Given information Start Marker
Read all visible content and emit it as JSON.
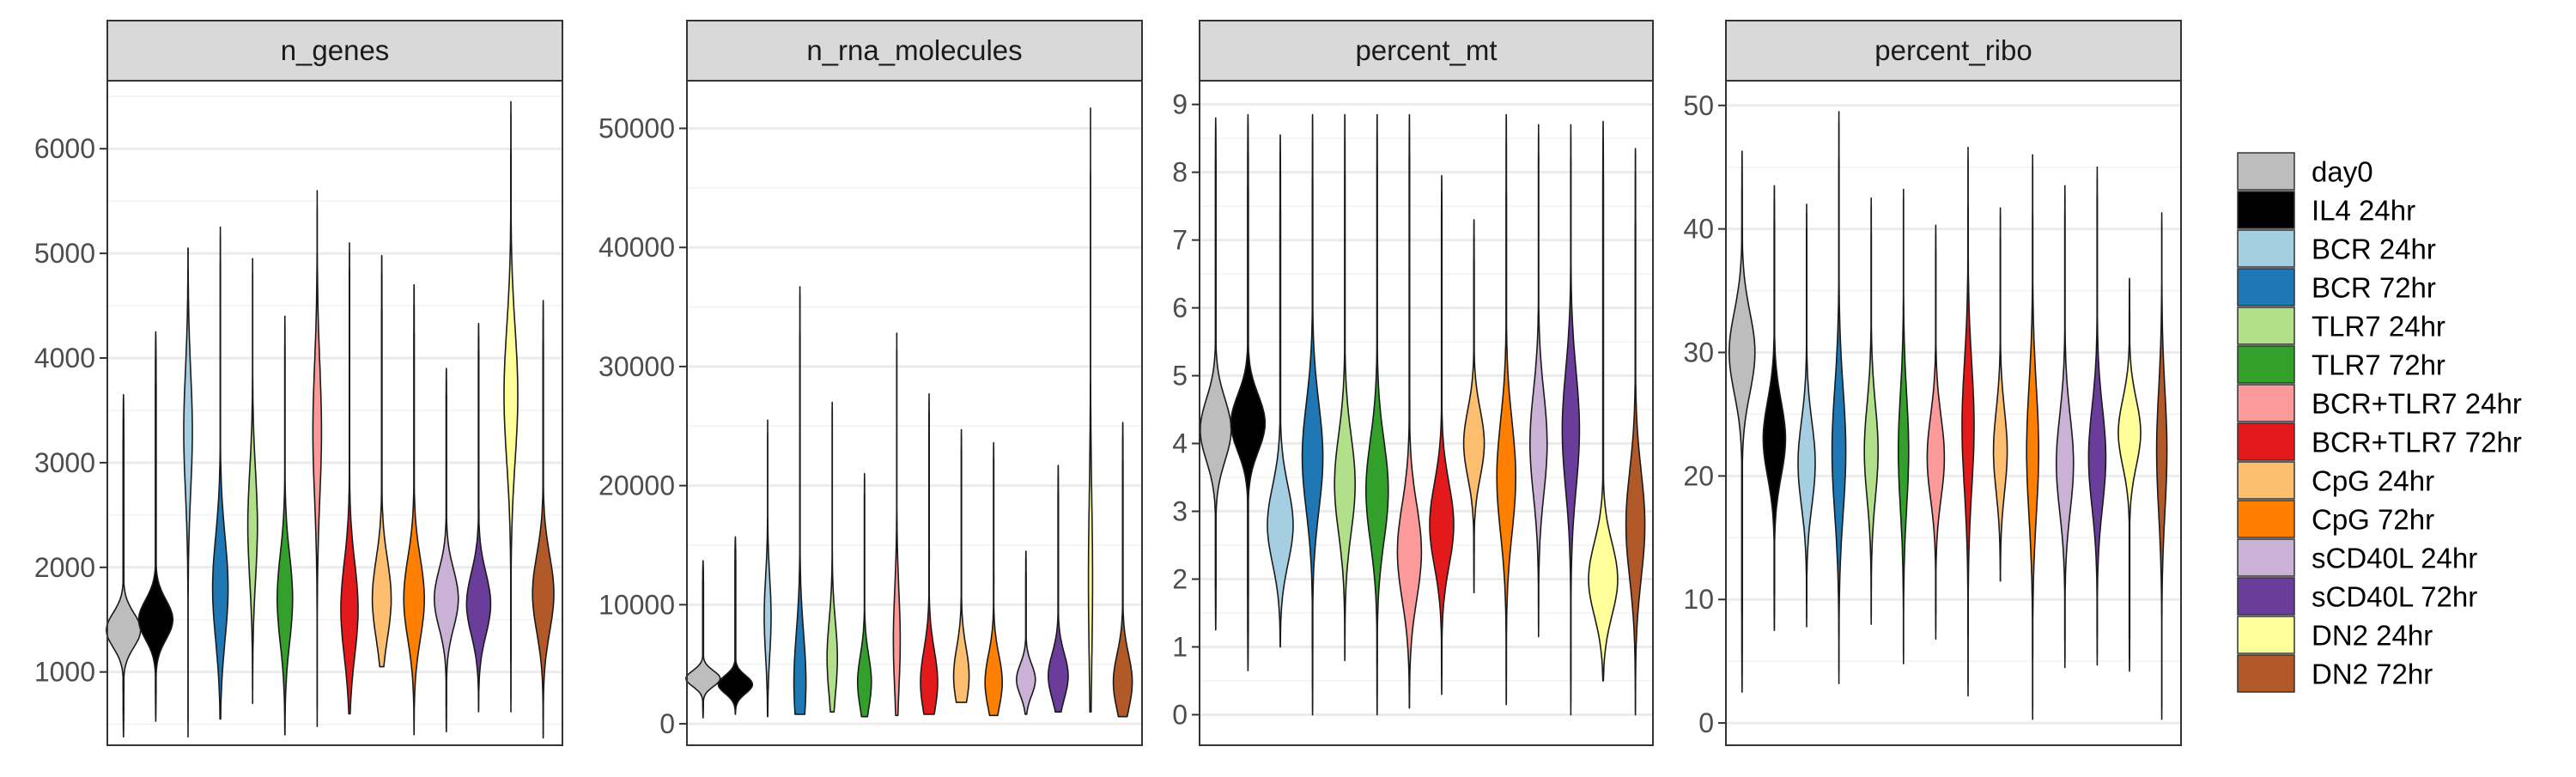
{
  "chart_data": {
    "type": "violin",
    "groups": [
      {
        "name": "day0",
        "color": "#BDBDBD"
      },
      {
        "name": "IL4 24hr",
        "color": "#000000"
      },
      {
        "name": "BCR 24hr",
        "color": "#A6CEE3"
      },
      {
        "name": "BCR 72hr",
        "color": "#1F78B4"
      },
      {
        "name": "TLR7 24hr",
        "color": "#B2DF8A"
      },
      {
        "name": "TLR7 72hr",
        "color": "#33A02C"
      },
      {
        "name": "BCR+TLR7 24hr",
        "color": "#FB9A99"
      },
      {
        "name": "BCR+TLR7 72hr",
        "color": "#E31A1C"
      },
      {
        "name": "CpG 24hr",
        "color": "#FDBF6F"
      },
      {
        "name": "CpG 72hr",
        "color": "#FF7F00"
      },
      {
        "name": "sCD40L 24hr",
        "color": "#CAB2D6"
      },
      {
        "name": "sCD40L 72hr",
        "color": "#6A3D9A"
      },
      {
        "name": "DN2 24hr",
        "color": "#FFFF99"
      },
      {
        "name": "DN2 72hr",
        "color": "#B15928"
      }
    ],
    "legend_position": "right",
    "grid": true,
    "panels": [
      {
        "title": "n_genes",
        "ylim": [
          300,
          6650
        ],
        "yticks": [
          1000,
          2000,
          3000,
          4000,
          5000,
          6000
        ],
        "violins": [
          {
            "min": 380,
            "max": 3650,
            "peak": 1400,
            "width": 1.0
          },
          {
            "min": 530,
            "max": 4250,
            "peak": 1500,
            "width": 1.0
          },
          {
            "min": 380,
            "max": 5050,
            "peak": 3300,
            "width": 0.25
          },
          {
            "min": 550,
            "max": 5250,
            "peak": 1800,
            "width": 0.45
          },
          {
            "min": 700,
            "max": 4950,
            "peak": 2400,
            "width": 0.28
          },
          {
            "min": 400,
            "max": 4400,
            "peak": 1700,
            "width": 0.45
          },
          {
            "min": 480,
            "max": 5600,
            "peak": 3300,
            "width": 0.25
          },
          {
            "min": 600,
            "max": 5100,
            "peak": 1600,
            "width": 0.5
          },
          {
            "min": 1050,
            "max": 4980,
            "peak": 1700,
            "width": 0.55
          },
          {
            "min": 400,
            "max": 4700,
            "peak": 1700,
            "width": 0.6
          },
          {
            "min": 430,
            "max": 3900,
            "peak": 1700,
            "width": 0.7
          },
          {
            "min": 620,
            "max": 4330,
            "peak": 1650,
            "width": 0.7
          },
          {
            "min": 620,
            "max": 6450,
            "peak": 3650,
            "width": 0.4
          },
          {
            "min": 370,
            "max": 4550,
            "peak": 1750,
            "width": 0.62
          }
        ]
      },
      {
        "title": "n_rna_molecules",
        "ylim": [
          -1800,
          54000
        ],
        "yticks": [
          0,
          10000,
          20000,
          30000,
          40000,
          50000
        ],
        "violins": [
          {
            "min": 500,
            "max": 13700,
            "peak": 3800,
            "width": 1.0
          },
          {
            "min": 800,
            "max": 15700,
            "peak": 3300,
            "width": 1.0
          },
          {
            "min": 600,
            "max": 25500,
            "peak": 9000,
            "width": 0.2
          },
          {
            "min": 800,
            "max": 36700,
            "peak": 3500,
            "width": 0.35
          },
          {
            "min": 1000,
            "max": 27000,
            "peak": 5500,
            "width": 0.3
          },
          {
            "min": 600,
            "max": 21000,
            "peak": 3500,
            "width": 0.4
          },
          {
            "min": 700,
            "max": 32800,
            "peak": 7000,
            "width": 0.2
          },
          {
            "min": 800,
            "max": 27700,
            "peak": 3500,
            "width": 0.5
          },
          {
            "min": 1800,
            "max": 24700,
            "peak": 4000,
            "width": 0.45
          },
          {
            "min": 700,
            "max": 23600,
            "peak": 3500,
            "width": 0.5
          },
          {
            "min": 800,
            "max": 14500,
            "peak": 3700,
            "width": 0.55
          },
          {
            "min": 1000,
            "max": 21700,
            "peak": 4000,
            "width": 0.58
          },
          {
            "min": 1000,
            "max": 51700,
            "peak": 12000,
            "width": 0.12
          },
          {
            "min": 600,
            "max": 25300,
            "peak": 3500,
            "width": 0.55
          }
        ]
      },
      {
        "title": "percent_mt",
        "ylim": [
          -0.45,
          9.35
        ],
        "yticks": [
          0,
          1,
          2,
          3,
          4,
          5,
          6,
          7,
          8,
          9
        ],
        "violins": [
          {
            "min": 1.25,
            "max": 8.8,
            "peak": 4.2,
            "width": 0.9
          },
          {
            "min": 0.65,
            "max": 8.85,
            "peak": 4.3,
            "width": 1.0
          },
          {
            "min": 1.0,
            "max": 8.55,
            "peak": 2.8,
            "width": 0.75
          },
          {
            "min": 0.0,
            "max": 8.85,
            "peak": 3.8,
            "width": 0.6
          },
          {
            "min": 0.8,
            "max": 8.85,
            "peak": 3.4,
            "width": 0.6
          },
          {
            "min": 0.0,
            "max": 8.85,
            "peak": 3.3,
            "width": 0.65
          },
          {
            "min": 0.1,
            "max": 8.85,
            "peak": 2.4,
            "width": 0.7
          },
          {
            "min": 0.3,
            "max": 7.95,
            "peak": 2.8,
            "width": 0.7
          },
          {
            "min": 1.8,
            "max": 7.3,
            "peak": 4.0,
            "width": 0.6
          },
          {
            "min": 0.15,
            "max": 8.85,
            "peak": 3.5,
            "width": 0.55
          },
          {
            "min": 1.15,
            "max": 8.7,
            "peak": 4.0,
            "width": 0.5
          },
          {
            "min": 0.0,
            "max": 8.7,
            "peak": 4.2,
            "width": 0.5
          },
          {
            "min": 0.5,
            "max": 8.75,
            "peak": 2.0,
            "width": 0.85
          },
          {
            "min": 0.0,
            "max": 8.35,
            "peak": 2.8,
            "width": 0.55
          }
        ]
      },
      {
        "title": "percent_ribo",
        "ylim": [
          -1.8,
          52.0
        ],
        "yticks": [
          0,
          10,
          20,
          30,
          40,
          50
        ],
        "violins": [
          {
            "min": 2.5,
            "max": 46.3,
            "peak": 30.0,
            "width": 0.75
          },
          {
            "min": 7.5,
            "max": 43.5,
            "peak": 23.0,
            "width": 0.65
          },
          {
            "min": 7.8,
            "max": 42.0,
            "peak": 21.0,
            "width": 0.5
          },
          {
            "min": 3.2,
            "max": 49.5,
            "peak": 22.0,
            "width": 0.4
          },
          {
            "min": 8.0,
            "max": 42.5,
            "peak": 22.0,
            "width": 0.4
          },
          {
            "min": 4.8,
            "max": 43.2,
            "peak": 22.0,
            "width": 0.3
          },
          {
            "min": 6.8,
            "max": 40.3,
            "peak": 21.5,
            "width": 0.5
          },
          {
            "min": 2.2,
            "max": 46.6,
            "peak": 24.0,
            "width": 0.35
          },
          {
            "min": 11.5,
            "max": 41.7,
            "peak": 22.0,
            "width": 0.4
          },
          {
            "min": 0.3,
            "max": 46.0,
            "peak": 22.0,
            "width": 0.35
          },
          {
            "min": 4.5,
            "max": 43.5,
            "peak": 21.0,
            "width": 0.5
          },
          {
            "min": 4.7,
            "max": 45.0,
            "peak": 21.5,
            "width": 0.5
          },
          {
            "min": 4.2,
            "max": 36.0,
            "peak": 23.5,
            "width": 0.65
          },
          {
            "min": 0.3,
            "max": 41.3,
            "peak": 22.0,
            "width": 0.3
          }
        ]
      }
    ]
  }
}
Given information End Marker
» Work task:
Return every record above exactly as written, but drop the pictures.

» Worked solution:
Read all visible content and emit it as JSON.
{
  "chart_data": {
    "type": "violin",
    "groups": [
      {
        "name": "day0",
        "color": "#BDBDBD"
      },
      {
        "name": "IL4 24hr",
        "color": "#000000"
      },
      {
        "name": "BCR 24hr",
        "color": "#A6CEE3"
      },
      {
        "name": "BCR 72hr",
        "color": "#1F78B4"
      },
      {
        "name": "TLR7 24hr",
        "color": "#B2DF8A"
      },
      {
        "name": "TLR7 72hr",
        "color": "#33A02C"
      },
      {
        "name": "BCR+TLR7 24hr",
        "color": "#FB9A99"
      },
      {
        "name": "BCR+TLR7 72hr",
        "color": "#E31A1C"
      },
      {
        "name": "CpG 24hr",
        "color": "#FDBF6F"
      },
      {
        "name": "CpG 72hr",
        "color": "#FF7F00"
      },
      {
        "name": "sCD40L 24hr",
        "color": "#CAB2D6"
      },
      {
        "name": "sCD40L 72hr",
        "color": "#6A3D9A"
      },
      {
        "name": "DN2 24hr",
        "color": "#FFFF99"
      },
      {
        "name": "DN2 72hr",
        "color": "#B15928"
      }
    ],
    "legend_position": "right",
    "grid": true,
    "panels": [
      {
        "title": "n_genes",
        "ylim": [
          300,
          6650
        ],
        "yticks": [
          1000,
          2000,
          3000,
          4000,
          5000,
          6000
        ],
        "violins": [
          {
            "min": 380,
            "max": 3650,
            "peak": 1400,
            "width": 1.0
          },
          {
            "min": 530,
            "max": 4250,
            "peak": 1500,
            "width": 1.0
          },
          {
            "min": 380,
            "max": 5050,
            "peak": 3300,
            "width": 0.25
          },
          {
            "min": 550,
            "max": 5250,
            "peak": 1800,
            "width": 0.45
          },
          {
            "min": 700,
            "max": 4950,
            "peak": 2400,
            "width": 0.28
          },
          {
            "min": 400,
            "max": 4400,
            "peak": 1700,
            "width": 0.45
          },
          {
            "min": 480,
            "max": 5600,
            "peak": 3300,
            "width": 0.25
          },
          {
            "min": 600,
            "max": 5100,
            "peak": 1600,
            "width": 0.5
          },
          {
            "min": 1050,
            "max": 4980,
            "peak": 1700,
            "width": 0.55
          },
          {
            "min": 400,
            "max": 4700,
            "peak": 1700,
            "width": 0.6
          },
          {
            "min": 430,
            "max": 3900,
            "peak": 1700,
            "width": 0.7
          },
          {
            "min": 620,
            "max": 4330,
            "peak": 1650,
            "width": 0.7
          },
          {
            "min": 620,
            "max": 6450,
            "peak": 3650,
            "width": 0.4
          },
          {
            "min": 370,
            "max": 4550,
            "peak": 1750,
            "width": 0.62
          }
        ]
      },
      {
        "title": "n_rna_molecules",
        "ylim": [
          -1800,
          54000
        ],
        "yticks": [
          0,
          10000,
          20000,
          30000,
          40000,
          50000
        ],
        "violins": [
          {
            "min": 500,
            "max": 13700,
            "peak": 3800,
            "width": 1.0
          },
          {
            "min": 800,
            "max": 15700,
            "peak": 3300,
            "width": 1.0
          },
          {
            "min": 600,
            "max": 25500,
            "peak": 9000,
            "width": 0.2
          },
          {
            "min": 800,
            "max": 36700,
            "peak": 3500,
            "width": 0.35
          },
          {
            "min": 1000,
            "max": 27000,
            "peak": 5500,
            "width": 0.3
          },
          {
            "min": 600,
            "max": 21000,
            "peak": 3500,
            "width": 0.4
          },
          {
            "min": 700,
            "max": 32800,
            "peak": 7000,
            "width": 0.2
          },
          {
            "min": 800,
            "max": 27700,
            "peak": 3500,
            "width": 0.5
          },
          {
            "min": 1800,
            "max": 24700,
            "peak": 4000,
            "width": 0.45
          },
          {
            "min": 700,
            "max": 23600,
            "peak": 3500,
            "width": 0.5
          },
          {
            "min": 800,
            "max": 14500,
            "peak": 3700,
            "width": 0.55
          },
          {
            "min": 1000,
            "max": 21700,
            "peak": 4000,
            "width": 0.58
          },
          {
            "min": 1000,
            "max": 51700,
            "peak": 12000,
            "width": 0.12
          },
          {
            "min": 600,
            "max": 25300,
            "peak": 3500,
            "width": 0.55
          }
        ]
      },
      {
        "title": "percent_mt",
        "ylim": [
          -0.45,
          9.35
        ],
        "yticks": [
          0,
          1,
          2,
          3,
          4,
          5,
          6,
          7,
          8,
          9
        ],
        "violins": [
          {
            "min": 1.25,
            "max": 8.8,
            "peak": 4.2,
            "width": 0.9
          },
          {
            "min": 0.65,
            "max": 8.85,
            "peak": 4.3,
            "width": 1.0
          },
          {
            "min": 1.0,
            "max": 8.55,
            "peak": 2.8,
            "width": 0.75
          },
          {
            "min": 0.0,
            "max": 8.85,
            "peak": 3.8,
            "width": 0.6
          },
          {
            "min": 0.8,
            "max": 8.85,
            "peak": 3.4,
            "width": 0.6
          },
          {
            "min": 0.0,
            "max": 8.85,
            "peak": 3.3,
            "width": 0.65
          },
          {
            "min": 0.1,
            "max": 8.85,
            "peak": 2.4,
            "width": 0.7
          },
          {
            "min": 0.3,
            "max": 7.95,
            "peak": 2.8,
            "width": 0.7
          },
          {
            "min": 1.8,
            "max": 7.3,
            "peak": 4.0,
            "width": 0.6
          },
          {
            "min": 0.15,
            "max": 8.85,
            "peak": 3.5,
            "width": 0.55
          },
          {
            "min": 1.15,
            "max": 8.7,
            "peak": 4.0,
            "width": 0.5
          },
          {
            "min": 0.0,
            "max": 8.7,
            "peak": 4.2,
            "width": 0.5
          },
          {
            "min": 0.5,
            "max": 8.75,
            "peak": 2.0,
            "width": 0.85
          },
          {
            "min": 0.0,
            "max": 8.35,
            "peak": 2.8,
            "width": 0.55
          }
        ]
      },
      {
        "title": "percent_ribo",
        "ylim": [
          -1.8,
          52.0
        ],
        "yticks": [
          0,
          10,
          20,
          30,
          40,
          50
        ],
        "violins": [
          {
            "min": 2.5,
            "max": 46.3,
            "peak": 30.0,
            "width": 0.75
          },
          {
            "min": 7.5,
            "max": 43.5,
            "peak": 23.0,
            "width": 0.65
          },
          {
            "min": 7.8,
            "max": 42.0,
            "peak": 21.0,
            "width": 0.5
          },
          {
            "min": 3.2,
            "max": 49.5,
            "peak": 22.0,
            "width": 0.4
          },
          {
            "min": 8.0,
            "max": 42.5,
            "peak": 22.0,
            "width": 0.4
          },
          {
            "min": 4.8,
            "max": 43.2,
            "peak": 22.0,
            "width": 0.3
          },
          {
            "min": 6.8,
            "max": 40.3,
            "peak": 21.5,
            "width": 0.5
          },
          {
            "min": 2.2,
            "max": 46.6,
            "peak": 24.0,
            "width": 0.35
          },
          {
            "min": 11.5,
            "max": 41.7,
            "peak": 22.0,
            "width": 0.4
          },
          {
            "min": 0.3,
            "max": 46.0,
            "peak": 22.0,
            "width": 0.35
          },
          {
            "min": 4.5,
            "max": 43.5,
            "peak": 21.0,
            "width": 0.5
          },
          {
            "min": 4.7,
            "max": 45.0,
            "peak": 21.5,
            "width": 0.5
          },
          {
            "min": 4.2,
            "max": 36.0,
            "peak": 23.5,
            "width": 0.65
          },
          {
            "min": 0.3,
            "max": 41.3,
            "peak": 22.0,
            "width": 0.3
          }
        ]
      }
    ]
  }
}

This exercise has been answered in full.